— START Document passage —

DIY Japanese Toolbox




About: Hi I'm Linn and on my Youtube Channel I have lots of great videos about building, construction and fun projects. You can also check out my site @

This is a simple take on the classic Japanese toolbox which features a wedge to close the lid together. It has a two tone design, parts of it stained and a rope handle in the lid so you could carry the box with one hand if you wanted to, in addition to the two handles on the sides. Overall this is a very simple and straightforward project which could be made in any wood, any size, and style.

Step 1: Cutting the Wood

For this project I'm using 1x10 inch pine and I began with cutting all the pieces to size. This is the cut list that I used:

A) 1 @ 15 x 9 1/4 inches (bottom)
B) 2 @ 15 x 6 inches (long sides)

C) 2 @ 9 1/4 x 5 1/4 inches (short sides)

D) 2 @ 10 3/4 x 2 1/2 inches (top sides)

E) 1 @ 10 3/4 x 1 1/2 inches (lid side)

F) 1 @ 10 3/4 x 2 1/2 inches (wedge & wedge fitting, cut in the middle at an angle)

G) 1 @ 9 1/4 x 11 inches (lid)

H) 2 @ 2 x 9 1/4 inches (handles)

I) 2 @ 4 1/2 X 2 1 4 inches (feet)

Step 2: Handles & Wedge

I cut a curve for the handles on the bandsaw, as well as cut the wedge piece at an angle.

Step 3: Handtools

To clean up the angled wedge cut, I used a handplane. To smooth out the inside of the handles, I used a spokeshave.

Step 4: Holes

Next, I marked out where all the screw holes would go to put the box together. I decided to add quite a few holes to the box, because I'm planning to add plugs and I figured it would lend a nice decorative touch. However there obviously isn't necessary to add as many as I did. I countersank each hole to make room for the plug.

Step 5: Assembly

Once the holes were drilled it was time to assemble the box together using screws. The traditional method of joining a Japanese toolbox is nails, however screws provides the opportunity for plugs, and are also easier to use.

Step 6: Feet

To bring the box up from the ground a little, I decided to add four feet, however that isn't a necessary step.

— END Document passage —

■ Problem set:
A. Can you copy the toolbox instructions from "Step 1: Cutting" up to and including "at an angle)" word for word?
B. How would you put this sentence from the toolbox instructions into Spanish: "To clean up the angled wedge cut, I used a handplane."?

— START Given records —

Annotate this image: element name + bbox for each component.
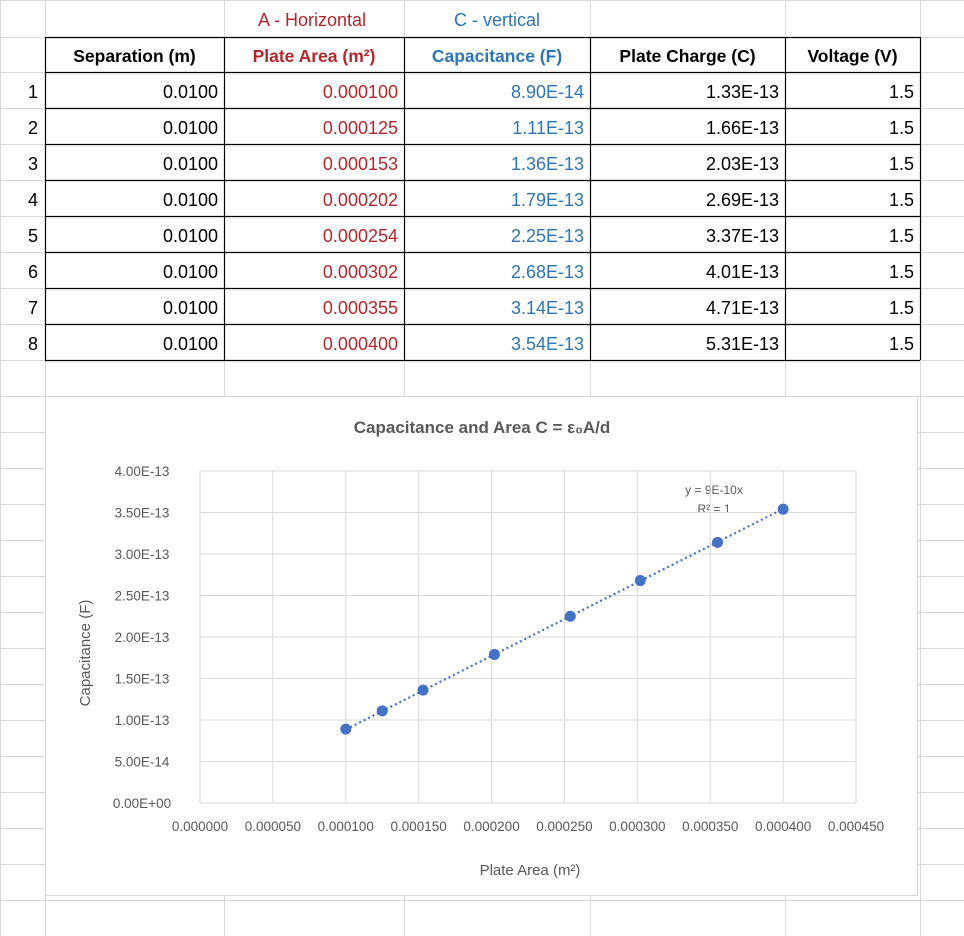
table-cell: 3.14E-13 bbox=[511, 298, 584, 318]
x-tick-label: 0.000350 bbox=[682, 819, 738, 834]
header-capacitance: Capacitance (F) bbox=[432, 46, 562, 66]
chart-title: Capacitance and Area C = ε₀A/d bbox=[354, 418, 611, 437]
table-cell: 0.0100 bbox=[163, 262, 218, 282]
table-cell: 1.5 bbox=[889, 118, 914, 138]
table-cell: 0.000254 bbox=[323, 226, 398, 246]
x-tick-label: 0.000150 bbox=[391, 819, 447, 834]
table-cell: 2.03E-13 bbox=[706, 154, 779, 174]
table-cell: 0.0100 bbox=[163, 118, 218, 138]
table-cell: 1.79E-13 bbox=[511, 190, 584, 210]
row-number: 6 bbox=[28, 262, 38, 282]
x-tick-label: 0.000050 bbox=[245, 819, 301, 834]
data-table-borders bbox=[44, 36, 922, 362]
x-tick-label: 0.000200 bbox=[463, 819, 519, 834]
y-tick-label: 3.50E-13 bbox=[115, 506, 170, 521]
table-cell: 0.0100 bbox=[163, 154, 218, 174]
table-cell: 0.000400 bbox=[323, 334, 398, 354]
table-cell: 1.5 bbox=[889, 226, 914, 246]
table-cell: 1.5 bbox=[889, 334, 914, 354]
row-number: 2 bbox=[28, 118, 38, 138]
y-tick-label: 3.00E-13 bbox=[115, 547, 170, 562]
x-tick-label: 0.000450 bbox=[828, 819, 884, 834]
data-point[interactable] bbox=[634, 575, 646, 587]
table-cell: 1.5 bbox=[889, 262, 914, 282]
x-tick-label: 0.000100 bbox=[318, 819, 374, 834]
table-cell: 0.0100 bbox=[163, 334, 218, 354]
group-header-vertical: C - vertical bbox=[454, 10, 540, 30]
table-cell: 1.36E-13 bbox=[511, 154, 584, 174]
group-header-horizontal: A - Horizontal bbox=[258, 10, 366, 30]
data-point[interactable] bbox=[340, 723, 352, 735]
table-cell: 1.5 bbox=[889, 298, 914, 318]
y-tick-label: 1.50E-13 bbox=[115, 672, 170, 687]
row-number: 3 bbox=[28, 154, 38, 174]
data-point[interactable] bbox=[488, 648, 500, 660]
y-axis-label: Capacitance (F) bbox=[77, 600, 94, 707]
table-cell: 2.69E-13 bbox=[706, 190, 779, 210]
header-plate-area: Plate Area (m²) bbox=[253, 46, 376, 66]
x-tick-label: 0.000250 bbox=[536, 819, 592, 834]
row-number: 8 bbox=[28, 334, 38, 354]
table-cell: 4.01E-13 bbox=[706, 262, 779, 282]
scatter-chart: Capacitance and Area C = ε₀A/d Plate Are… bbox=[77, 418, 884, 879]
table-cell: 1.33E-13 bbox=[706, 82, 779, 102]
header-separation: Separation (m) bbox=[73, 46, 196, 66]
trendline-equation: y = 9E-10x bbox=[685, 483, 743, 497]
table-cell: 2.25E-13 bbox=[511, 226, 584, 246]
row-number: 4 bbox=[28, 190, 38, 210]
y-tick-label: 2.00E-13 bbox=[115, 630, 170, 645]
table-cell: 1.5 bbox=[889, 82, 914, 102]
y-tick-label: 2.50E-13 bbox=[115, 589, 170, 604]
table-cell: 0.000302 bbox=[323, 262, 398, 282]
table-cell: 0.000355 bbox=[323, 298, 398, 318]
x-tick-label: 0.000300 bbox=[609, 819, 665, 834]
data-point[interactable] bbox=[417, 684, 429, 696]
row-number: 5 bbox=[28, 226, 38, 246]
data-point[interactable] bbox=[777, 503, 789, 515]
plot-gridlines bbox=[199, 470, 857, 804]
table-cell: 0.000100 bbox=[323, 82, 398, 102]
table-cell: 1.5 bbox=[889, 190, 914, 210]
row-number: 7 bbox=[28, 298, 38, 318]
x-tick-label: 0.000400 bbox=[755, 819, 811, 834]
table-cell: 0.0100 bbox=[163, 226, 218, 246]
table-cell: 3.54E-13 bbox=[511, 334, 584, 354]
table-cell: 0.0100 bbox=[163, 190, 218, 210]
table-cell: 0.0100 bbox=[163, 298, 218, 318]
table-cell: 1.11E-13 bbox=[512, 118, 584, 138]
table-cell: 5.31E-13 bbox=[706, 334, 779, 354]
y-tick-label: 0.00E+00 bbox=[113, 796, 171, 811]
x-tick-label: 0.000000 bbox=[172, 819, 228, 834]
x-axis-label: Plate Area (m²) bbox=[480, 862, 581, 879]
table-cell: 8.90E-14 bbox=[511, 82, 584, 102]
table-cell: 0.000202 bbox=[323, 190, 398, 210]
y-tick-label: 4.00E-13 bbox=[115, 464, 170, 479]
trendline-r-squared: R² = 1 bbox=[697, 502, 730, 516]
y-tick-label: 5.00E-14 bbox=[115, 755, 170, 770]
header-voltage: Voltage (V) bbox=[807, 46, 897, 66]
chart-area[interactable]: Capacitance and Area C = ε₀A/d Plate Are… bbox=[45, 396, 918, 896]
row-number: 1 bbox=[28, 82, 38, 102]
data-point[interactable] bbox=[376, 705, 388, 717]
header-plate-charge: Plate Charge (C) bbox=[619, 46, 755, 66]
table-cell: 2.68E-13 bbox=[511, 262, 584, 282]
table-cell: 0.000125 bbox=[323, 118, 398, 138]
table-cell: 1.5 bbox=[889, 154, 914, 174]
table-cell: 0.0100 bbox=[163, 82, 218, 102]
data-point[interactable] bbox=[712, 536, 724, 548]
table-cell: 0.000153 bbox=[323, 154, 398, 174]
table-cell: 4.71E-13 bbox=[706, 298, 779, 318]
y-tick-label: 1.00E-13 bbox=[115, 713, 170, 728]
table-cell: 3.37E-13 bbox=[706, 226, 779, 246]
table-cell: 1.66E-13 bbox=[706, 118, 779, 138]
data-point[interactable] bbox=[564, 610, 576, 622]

— END Given records —

■ List of solutions:
A.
Step 1: Cutting the Wood

For this project I'm using 1x10 inch pine and I began with cutting all the pieces to size. This is the cut list that I used:

A) 1 @ 15 x 9 1/4 inches (bottom)
B) 2 @ 15 x 6 inches (long sides)

C) 2 @ 9 1/4 x 5 1/4 inches (short sides)

D) 2 @ 10 3/4 x 2 1/2 inches (top sides)

E) 1 @ 10 3/4 x 1 1/2 inches (lid side)

F) 1 @ 10 3/4 x 2 1/2 inches (wedge & wedge fitting, cut in the middle at an angle)

B. Para limpiar el corte en ángulo de la cuña, usé un cepillo de carpintero.